_TEXTAUSZUG_
Personelle Veränderungen im Aufsichtsrat anlässlich einer außerordentlichen Hauptversammlung sowie eine Sonderprüfung des Landesrechnungshofs sorgen beim EVN-Konzern für Aufsehen.
Reinhard Wolf, der Generaldirektor der Raiffeisen Ware Austria, des Großhandels- und Dienstleistungskonzerns des österreichischen Raiffeisenverbandes, ist neuer Vorstandsvorsitzender des niederösterreichischen Energiekonzerns EVN. Er wurde bei einer außerordenlichen Hauptversammlung am 19. Juni in seine Funktion gewählt. Seine Vorgängerin Bettina Glatz-Kremsner hatte ihr Mandat vorzeitig zurückgelegt. Zum ersten Stellvertreter Wolfs gewählt wurde der Klubobmann der konservativen Österreichischen Volkspartei (ÖVP) im niederösterreichischen Landesparlament (Landtag), Jochen Danninger. Dem Vernehmen nach soll er als „Aufpasser“ für eine stärkere „politische“ Kontrolle der zu 51 Prozent im Eigentum des Landes Niederösterreich befindlichen EVN sorgen.

Um den Konzern gibt es seit Monaten Aufregung. Im März hatte dieser die Verträge von rund 40 Prozent seiner Strom- und Gaskunden per 1. Juli gekündigt und gleichzeitig den Abschluss neuer Verträge angeboten. Diese enthalten im Wesentlichen günstigere Konditionen sowie eine einjährige Preisgarantie. Aus Gründen der Rechtssicherheit fordert die EVN jedoch eine ausdrückliche Zustimmung zu den neuen Verträgen. Betroffen sind rund 300.000 Personen. Überdies wird der EVN vorgeworfen, die sinkenden Preise im Großhandel mit Strom und Gas verzögert an die Endkunden weiterzugeben. Die der ÖVP angehörende Landeshauptfrau (Ministerpräsidentin) Niederösterreichs, Johanna Mikl-Leitner, äußerte sich in diesem Zusammenhang jüngst ungewöhnlich scharf und bekundete, „überhaupt kein Verständnis“ für das Agieren des Unternehmens zu haben.

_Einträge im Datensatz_
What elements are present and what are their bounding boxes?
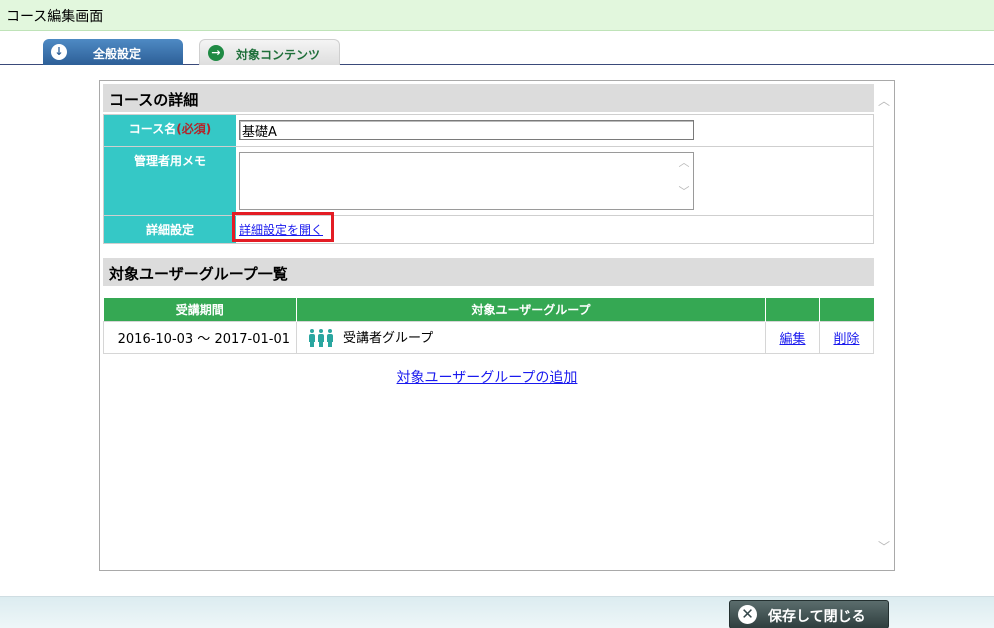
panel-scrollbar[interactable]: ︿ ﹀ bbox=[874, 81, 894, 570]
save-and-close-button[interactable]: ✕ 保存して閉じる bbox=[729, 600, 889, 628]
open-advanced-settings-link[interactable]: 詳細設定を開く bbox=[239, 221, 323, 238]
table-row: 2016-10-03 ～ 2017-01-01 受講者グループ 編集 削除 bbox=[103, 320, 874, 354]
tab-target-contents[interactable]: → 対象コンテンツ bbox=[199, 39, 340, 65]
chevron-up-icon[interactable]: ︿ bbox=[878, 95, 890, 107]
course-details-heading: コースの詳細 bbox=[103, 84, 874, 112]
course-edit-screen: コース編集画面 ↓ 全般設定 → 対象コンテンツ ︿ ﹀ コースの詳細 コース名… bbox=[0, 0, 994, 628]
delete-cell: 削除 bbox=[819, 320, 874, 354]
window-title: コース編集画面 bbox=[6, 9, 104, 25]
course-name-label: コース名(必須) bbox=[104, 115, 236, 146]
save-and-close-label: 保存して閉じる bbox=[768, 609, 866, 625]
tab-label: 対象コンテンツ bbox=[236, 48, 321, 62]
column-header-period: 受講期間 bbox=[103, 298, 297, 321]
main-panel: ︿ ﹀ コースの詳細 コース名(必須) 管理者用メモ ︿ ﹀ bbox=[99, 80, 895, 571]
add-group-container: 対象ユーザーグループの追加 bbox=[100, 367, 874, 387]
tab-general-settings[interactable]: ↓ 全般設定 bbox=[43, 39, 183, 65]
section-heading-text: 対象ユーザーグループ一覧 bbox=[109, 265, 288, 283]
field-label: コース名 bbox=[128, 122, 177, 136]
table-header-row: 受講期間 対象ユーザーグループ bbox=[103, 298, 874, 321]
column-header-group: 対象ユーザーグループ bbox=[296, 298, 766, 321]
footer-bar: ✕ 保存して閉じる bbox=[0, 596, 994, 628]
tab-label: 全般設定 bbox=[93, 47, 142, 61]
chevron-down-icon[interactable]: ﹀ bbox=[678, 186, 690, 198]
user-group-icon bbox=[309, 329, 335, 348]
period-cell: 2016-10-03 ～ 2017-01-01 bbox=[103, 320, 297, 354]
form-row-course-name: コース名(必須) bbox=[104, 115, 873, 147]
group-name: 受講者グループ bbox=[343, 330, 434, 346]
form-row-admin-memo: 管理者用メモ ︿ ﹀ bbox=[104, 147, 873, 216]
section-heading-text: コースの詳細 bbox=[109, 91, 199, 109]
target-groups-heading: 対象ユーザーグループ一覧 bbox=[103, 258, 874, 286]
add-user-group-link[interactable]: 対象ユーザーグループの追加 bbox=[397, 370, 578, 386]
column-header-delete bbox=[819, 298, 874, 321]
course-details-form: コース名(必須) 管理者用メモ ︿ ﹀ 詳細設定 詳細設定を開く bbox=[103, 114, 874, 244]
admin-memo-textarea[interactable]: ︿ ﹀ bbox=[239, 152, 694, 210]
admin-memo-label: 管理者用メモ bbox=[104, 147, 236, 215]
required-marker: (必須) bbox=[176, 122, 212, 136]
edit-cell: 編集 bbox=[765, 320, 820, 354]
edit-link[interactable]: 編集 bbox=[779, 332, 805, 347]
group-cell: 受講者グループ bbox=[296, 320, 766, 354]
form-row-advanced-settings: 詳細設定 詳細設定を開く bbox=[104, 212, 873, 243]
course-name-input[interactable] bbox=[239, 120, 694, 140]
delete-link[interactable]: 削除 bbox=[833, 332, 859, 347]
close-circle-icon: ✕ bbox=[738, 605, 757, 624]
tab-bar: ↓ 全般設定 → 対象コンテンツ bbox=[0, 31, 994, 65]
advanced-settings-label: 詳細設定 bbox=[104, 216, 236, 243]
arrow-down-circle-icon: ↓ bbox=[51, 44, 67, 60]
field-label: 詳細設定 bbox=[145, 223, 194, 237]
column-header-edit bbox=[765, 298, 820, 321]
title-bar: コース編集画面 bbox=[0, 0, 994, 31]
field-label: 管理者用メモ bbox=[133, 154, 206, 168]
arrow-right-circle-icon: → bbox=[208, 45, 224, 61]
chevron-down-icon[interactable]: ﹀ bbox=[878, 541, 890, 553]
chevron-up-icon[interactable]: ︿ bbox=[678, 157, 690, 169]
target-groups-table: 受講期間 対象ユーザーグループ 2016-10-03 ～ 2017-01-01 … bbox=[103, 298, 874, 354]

_AUFGABEN_
1. Wie viele Personen sind laut dem Text über die EVN von den gekündigten Verträgen betroffen?
2. Fass den Text über die EVN in zwei Sätzen zusammen.
3. Führe den Text über die EVN nach seinem letzten Satz weiter.
Die Auflistung hat mit dem Text über die EVN nichts zu tun.

_ERGEBNISSE_
1. Rund 300.000 Personen.

2. Bei der EVN, die zu 51 Prozent dem Land Niederösterreich gehört, wurde Reinhard Wolf bei einer außerordentlichen Hauptversammlung am 19. Juni als Nachfolger von Bettina Glatz-Kremsner gewählt, und ÖVP-Klubobmann Jochen Danninger wurde sein erster Stellvertreter. Der Konzern sorgt seit Monaten für Aufregung, weil er rund 40 Prozent seiner Strom- und Gaskunden per 1. Juli gekündigt hat, für die neuen Verträge eine ausdrückliche Zustimmung verlangt und ihm vorgeworfen wird, sinkende Großhandelspreise nur verzögert an die Endkunden weiterzugeben.

3.
Landesrechnungshof prüft

Sicher ist, dass der Rechnungshof des Landes Niederösterreich eine außerordentliche Prüfung der EVN durchführen wird. Die Oppositionsparteien im Landtag, die Sozialdemokraten (SPÖ), die Grünen und die liberalen Neos, bringen in dessen nächster Plenarsitzung am 22. Juni einen entsprechenden Antrag ein. Laut der niederösterreichischen Landesverfassung kann ein Drittel der Abgeordneten zum Landtag dem Landesrechnungshof Prüfaufträge erteilen. Gemeinsam verfügen die drei Parteien über 19 der insgesamt 56 Mandate, was zur Auftragserteilung genügt. Geprüft werden sollen unter anderem, ob und falls ja warum die EVN Preiserhöhungen im Großhandel zeitnah an die Endkunden weitergab, Preissenkungen jedoch mit Verzögerung.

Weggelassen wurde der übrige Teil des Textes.